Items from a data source
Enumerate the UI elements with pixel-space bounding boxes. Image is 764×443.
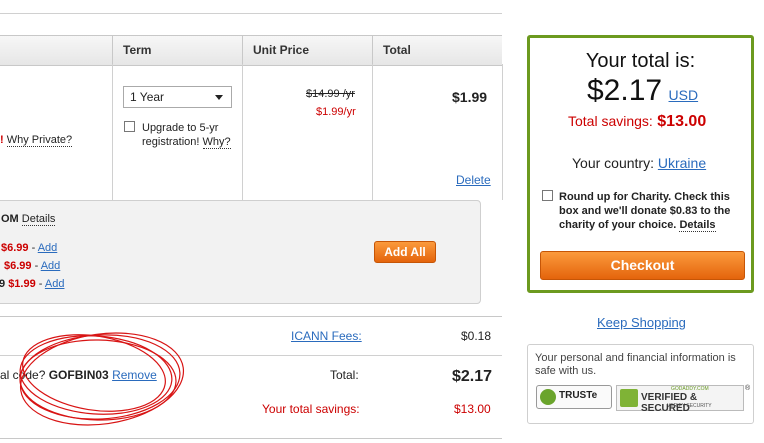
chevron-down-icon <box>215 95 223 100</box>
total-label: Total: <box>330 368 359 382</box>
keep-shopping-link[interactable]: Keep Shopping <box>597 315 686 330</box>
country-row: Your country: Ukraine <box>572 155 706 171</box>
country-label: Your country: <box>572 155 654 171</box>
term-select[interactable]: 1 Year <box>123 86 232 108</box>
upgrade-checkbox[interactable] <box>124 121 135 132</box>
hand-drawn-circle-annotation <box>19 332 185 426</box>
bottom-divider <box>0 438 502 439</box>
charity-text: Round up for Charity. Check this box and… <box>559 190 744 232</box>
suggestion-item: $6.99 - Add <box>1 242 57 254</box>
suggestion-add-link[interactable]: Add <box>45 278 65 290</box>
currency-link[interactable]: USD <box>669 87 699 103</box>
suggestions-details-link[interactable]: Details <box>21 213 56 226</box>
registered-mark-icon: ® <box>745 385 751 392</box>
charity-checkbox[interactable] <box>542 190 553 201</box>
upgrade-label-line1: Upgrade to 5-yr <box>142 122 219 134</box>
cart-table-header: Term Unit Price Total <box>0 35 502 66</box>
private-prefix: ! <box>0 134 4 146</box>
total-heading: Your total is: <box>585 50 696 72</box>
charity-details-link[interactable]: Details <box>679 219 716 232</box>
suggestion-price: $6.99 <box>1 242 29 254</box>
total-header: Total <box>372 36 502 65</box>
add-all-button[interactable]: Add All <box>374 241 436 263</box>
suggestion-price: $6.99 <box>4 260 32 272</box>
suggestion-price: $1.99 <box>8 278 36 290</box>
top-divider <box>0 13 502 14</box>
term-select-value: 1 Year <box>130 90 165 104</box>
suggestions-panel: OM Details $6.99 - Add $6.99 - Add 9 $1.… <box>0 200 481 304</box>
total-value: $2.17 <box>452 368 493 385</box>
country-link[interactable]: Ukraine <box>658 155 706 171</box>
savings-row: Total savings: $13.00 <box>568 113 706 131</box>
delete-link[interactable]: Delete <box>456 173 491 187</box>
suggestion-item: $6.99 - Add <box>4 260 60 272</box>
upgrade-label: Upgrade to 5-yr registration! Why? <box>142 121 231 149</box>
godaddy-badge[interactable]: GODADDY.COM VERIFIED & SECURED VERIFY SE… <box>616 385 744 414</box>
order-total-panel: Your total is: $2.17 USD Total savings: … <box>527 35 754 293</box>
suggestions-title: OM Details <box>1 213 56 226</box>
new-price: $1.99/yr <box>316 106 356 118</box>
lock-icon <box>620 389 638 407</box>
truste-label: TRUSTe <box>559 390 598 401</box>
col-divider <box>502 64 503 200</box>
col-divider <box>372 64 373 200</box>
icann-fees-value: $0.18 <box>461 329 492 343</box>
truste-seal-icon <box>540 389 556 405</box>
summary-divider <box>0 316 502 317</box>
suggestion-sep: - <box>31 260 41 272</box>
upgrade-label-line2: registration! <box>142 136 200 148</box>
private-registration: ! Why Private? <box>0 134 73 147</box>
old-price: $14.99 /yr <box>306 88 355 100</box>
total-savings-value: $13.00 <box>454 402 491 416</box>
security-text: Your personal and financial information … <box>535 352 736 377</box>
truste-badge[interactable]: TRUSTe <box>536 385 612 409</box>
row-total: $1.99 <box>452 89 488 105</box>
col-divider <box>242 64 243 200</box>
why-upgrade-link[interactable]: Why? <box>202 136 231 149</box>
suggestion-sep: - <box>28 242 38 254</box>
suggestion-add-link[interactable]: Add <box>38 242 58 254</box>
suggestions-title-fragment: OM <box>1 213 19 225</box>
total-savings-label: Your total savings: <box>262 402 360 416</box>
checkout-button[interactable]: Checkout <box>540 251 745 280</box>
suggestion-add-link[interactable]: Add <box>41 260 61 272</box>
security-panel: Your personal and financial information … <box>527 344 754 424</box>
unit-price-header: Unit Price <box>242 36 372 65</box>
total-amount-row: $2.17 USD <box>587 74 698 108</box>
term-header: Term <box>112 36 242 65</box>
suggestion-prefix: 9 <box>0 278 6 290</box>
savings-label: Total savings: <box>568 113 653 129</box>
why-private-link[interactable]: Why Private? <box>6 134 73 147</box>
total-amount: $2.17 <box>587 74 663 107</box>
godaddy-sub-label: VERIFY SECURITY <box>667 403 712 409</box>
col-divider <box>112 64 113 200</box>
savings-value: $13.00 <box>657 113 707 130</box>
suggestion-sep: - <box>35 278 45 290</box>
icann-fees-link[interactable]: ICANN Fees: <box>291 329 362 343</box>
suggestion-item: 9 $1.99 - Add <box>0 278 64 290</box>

| Objective |
Reproduce the listing with "Ukraine" changed to "Poland" wherever it occurs, leaving every other part untouched. Omit the pictures from your answer.

| Solution for this problem |
Enumerate the UI elements with pixel-space bounding boxes. Image is 764×443.
chevron-down-icon <box>215 95 223 100</box>
total-label: Total: <box>330 368 359 382</box>
keep-shopping-link[interactable]: Keep Shopping <box>597 315 686 330</box>
country-row: Your country: Poland <box>572 155 706 171</box>
country-label: Your country: <box>572 155 654 171</box>
term-select[interactable]: 1 Year <box>123 86 232 108</box>
upgrade-checkbox[interactable] <box>124 121 135 132</box>
hand-drawn-circle-annotation <box>19 332 185 426</box>
bottom-divider <box>0 438 502 439</box>
charity-text: Round up for Charity. Check this box and… <box>559 190 744 232</box>
suggestion-item: $6.99 - Add <box>1 242 57 254</box>
suggestion-add-link[interactable]: Add <box>45 278 65 290</box>
currency-link[interactable]: USD <box>669 87 699 103</box>
suggestions-details-link[interactable]: Details <box>21 213 56 226</box>
registered-mark-icon: ® <box>745 385 751 392</box>
charity-checkbox[interactable] <box>542 190 553 201</box>
upgrade-label-line1: Upgrade to 5-yr <box>142 122 219 134</box>
cart-table-header: Term Unit Price Total <box>0 35 502 66</box>
private-prefix: ! <box>0 134 4 146</box>
total-heading: Your total is: <box>585 50 696 72</box>
charity-details-link[interactable]: Details <box>679 219 716 232</box>
suggestion-price: $6.99 <box>1 242 29 254</box>
total-header: Total <box>372 36 502 65</box>
add-all-button[interactable]: Add All <box>374 241 436 263</box>
suggestion-price: $6.99 <box>4 260 32 272</box>
suggestion-price: $1.99 <box>8 278 36 290</box>
top-divider <box>0 13 502 14</box>
term-select-value: 1 Year <box>130 90 165 104</box>
suggestions-panel: OM Details $6.99 - Add $6.99 - Add 9 $1.… <box>0 200 481 304</box>
total-value: $2.17 <box>452 368 493 385</box>
country-link[interactable]: Poland <box>658 155 706 171</box>
savings-row: Total savings: $13.00 <box>568 113 706 131</box>
delete-link[interactable]: Delete <box>456 173 491 187</box>
suggestion-item: $6.99 - Add <box>4 260 60 272</box>
upgrade-label: Upgrade to 5-yr registration! Why? <box>142 121 231 149</box>
godaddy-badge[interactable]: GODADDY.COM VERIFIED & SECURED VERIFY SE… <box>616 385 744 414</box>
order-total-panel: Your total is: $2.17 USD Total savings: … <box>527 35 754 293</box>
suggestions-title: OM Details <box>1 213 56 226</box>
new-price: $1.99/yr <box>316 106 356 118</box>
lock-icon <box>620 389 638 407</box>
truste-label: TRUSTe <box>559 390 598 401</box>
col-divider <box>502 64 503 200</box>
col-divider <box>372 64 373 200</box>
icann-fees-value: $0.18 <box>461 329 492 343</box>
truste-seal-icon <box>540 389 556 405</box>
summary-divider <box>0 316 502 317</box>
suggestion-sep: - <box>31 260 41 272</box>
upgrade-label-line2: registration! <box>142 136 200 148</box>
private-registration: ! Why Private? <box>0 134 73 147</box>
old-price: $14.99 /yr <box>306 88 355 100</box>
total-savings-value: $13.00 <box>454 402 491 416</box>
security-text: Your personal and financial information … <box>535 352 736 377</box>
truste-badge[interactable]: TRUSTe <box>536 385 612 409</box>
row-total: $1.99 <box>452 89 488 105</box>
col-divider <box>242 64 243 200</box>
why-upgrade-link[interactable]: Why? <box>202 136 231 149</box>
suggestion-sep: - <box>28 242 38 254</box>
suggestion-add-link[interactable]: Add <box>38 242 58 254</box>
suggestions-title-fragment: OM <box>1 213 19 225</box>
total-savings-label: Your total savings: <box>262 402 360 416</box>
checkout-button[interactable]: Checkout <box>540 251 745 280</box>
suggestion-add-link[interactable]: Add <box>41 260 61 272</box>
security-panel: Your personal and financial information … <box>527 344 754 424</box>
unit-price-header: Unit Price <box>242 36 372 65</box>
total-amount-row: $2.17 USD <box>587 74 698 108</box>
term-header: Term <box>112 36 242 65</box>
suggestion-prefix: 9 <box>0 278 6 290</box>
savings-label: Total savings: <box>568 113 653 129</box>
why-private-link[interactable]: Why Private? <box>6 134 73 147</box>
total-amount: $2.17 <box>587 74 663 107</box>
godaddy-sub-label: VERIFY SECURITY <box>667 403 712 409</box>
col-divider <box>112 64 113 200</box>
savings-value: $13.00 <box>657 113 707 130</box>
suggestion-sep: - <box>35 278 45 290</box>
icann-fees-link[interactable]: ICANN Fees: <box>291 329 362 343</box>
suggestion-item: 9 $1.99 - Add <box>0 278 64 290</box>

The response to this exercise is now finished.